Stored data
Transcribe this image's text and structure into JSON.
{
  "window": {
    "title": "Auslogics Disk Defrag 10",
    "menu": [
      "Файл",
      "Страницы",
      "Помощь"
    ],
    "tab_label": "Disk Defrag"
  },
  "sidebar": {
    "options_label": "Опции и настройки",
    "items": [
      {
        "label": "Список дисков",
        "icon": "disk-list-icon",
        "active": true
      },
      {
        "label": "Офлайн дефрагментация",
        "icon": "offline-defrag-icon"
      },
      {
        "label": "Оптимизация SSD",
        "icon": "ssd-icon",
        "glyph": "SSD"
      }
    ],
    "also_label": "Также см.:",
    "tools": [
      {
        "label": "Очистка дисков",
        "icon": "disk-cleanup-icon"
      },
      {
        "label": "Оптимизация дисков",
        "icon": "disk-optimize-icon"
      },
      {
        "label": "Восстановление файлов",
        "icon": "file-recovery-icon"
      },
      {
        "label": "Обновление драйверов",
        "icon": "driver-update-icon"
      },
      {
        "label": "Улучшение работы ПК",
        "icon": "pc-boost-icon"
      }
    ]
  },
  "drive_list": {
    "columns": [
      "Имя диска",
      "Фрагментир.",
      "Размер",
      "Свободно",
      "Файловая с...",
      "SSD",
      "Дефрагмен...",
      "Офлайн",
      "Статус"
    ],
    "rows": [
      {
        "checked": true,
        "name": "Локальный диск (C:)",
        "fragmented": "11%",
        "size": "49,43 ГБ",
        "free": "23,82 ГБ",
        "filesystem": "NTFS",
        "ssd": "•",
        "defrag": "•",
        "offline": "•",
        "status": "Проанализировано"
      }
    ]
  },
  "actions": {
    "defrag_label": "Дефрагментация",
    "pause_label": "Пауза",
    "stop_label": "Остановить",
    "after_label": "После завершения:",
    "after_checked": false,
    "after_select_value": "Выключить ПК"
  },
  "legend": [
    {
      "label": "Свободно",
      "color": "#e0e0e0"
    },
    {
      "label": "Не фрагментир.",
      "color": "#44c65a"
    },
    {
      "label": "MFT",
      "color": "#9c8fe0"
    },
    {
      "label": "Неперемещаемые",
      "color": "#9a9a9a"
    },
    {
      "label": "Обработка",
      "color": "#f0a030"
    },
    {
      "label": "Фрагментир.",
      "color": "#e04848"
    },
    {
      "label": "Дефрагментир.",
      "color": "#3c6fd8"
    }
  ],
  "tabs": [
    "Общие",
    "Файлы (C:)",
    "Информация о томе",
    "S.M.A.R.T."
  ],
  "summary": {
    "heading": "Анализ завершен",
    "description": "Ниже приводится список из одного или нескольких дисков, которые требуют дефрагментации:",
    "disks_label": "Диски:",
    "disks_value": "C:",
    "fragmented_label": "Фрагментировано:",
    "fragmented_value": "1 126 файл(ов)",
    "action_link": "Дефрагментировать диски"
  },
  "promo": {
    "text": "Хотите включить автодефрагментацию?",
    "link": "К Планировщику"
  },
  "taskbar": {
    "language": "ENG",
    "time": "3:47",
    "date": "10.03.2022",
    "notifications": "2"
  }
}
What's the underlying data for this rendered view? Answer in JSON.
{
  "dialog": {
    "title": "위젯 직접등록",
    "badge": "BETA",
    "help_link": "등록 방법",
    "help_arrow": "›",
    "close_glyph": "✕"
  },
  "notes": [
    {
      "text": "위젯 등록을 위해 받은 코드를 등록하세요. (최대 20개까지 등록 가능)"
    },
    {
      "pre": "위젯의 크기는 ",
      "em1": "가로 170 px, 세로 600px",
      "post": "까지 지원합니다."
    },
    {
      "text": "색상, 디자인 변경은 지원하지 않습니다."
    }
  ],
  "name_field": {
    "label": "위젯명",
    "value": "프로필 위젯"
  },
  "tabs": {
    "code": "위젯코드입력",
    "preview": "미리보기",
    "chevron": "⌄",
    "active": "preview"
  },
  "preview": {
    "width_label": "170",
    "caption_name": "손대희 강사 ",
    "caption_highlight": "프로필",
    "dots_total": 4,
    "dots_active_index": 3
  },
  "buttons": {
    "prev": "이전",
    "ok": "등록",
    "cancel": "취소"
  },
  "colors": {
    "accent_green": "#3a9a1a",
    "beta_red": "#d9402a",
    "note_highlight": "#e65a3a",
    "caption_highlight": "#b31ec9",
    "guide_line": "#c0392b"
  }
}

§ **Task to complete**
Write the material out exactly, with nothing left out.

§ **Full solution**
Transcribe this image's text and structure into JSON.
{
  "window": {
    "title": "Auslogics Disk Defrag 10",
    "menu": [
      "Файл",
      "Страницы",
      "Помощь"
    ],
    "tab_label": "Disk Defrag"
  },
  "sidebar": {
    "options_label": "Опции и настройки",
    "items": [
      {
        "label": "Список дисков",
        "icon": "disk-list-icon",
        "active": true
      },
      {
        "label": "Офлайн дефрагментация",
        "icon": "offline-defrag-icon"
      },
      {
        "label": "Оптимизация SSD",
        "icon": "ssd-icon",
        "glyph": "SSD"
      }
    ],
    "also_label": "Также см.:",
    "tools": [
      {
        "label": "Очистка дисков",
        "icon": "disk-cleanup-icon"
      },
      {
        "label": "Оптимизация дисков",
        "icon": "disk-optimize-icon"
      },
      {
        "label": "Восстановление файлов",
        "icon": "file-recovery-icon"
      },
      {
        "label": "Обновление драйверов",
        "icon": "driver-update-icon"
      },
      {
        "label": "Улучшение работы ПК",
        "icon": "pc-boost-icon"
      }
    ]
  },
  "drive_list": {
    "columns": [
      "Имя диска",
      "Фрагментир.",
      "Размер",
      "Свободно",
      "Файловая с...",
      "SSD",
      "Дефрагмен...",
      "Офлайн",
      "Статус"
    ],
    "rows": [
      {
        "checked": true,
        "name": "Локальный диск (C:)",
        "fragmented": "11%",
        "size": "49,43 ГБ",
        "free": "23,82 ГБ",
        "filesystem": "NTFS",
        "ssd": "•",
        "defrag": "•",
        "offline": "•",
        "status": "Проанализировано"
      }
    ]
  },
  "actions": {
    "defrag_label": "Дефрагментация",
    "pause_label": "Пауза",
    "stop_label": "Остановить",
    "after_label": "После завершения:",
    "after_checked": false,
    "after_select_value": "Выключить ПК"
  },
  "legend": [
    {
      "label": "Свободно",
      "color": "#e0e0e0"
    },
    {
      "label": "Не фрагментир.",
      "color": "#44c65a"
    },
    {
      "label": "MFT",
      "color": "#9c8fe0"
    },
    {
      "label": "Неперемещаемые",
      "color": "#9a9a9a"
    },
    {
      "label": "Обработка",
      "color": "#f0a030"
    },
    {
      "label": "Фрагментир.",
      "color": "#e04848"
    },
    {
      "label": "Дефрагментир.",
      "color": "#3c6fd8"
    }
  ],
  "tabs": [
    "Общие",
    "Файлы (C:)",
    "Информация о томе",
    "S.M.A.R.T."
  ],
  "summary": {
    "heading": "Анализ завершен",
    "description": "Ниже приводится список из одного или нескольких дисков, которые требуют дефрагментации:",
    "disks_label": "Диски:",
    "disks_value": "C:",
    "fragmented_label": "Фрагментировано:",
    "fragmented_value": "1 126 файл(ов)",
    "action_link": "Дефрагментировать диски"
  },
  "promo": {
    "text": "Хотите включить автодефрагментацию?",
    "link": "К Планировщику"
  },
  "taskbar": {
    "language": "ENG",
    "time": "3:47",
    "date": "10.03.2022",
    "notifications": "2"
  }
}
What's the underlying data for this rendered view? Answer in JSON.
{
  "dialog": {
    "title": "위젯 직접등록",
    "badge": "BETA",
    "help_link": "등록 방법",
    "help_arrow": "›",
    "close_glyph": "✕"
  },
  "notes": [
    {
      "text": "위젯 등록을 위해 받은 코드를 등록하세요. (최대 20개까지 등록 가능)"
    },
    {
      "pre": "위젯의 크기는 ",
      "em1": "가로 170 px, 세로 600px",
      "post": "까지 지원합니다."
    },
    {
      "text": "색상, 디자인 변경은 지원하지 않습니다."
    }
  ],
  "name_field": {
    "label": "위젯명",
    "value": "프로필 위젯"
  },
  "tabs": {
    "code": "위젯코드입력",
    "preview": "미리보기",
    "chevron": "⌄",
    "active": "preview"
  },
  "preview": {
    "width_label": "170",
    "caption_name": "손대희 강사 ",
    "caption_highlight": "프로필",
    "dots_total": 4,
    "dots_active_index": 3
  },
  "buttons": {
    "prev": "이전",
    "ok": "등록",
    "cancel": "취소"
  },
  "colors": {
    "accent_green": "#3a9a1a",
    "beta_red": "#d9402a",
    "note_highlight": "#e65a3a",
    "caption_highlight": "#b31ec9",
    "guide_line": "#c0392b"
  }
}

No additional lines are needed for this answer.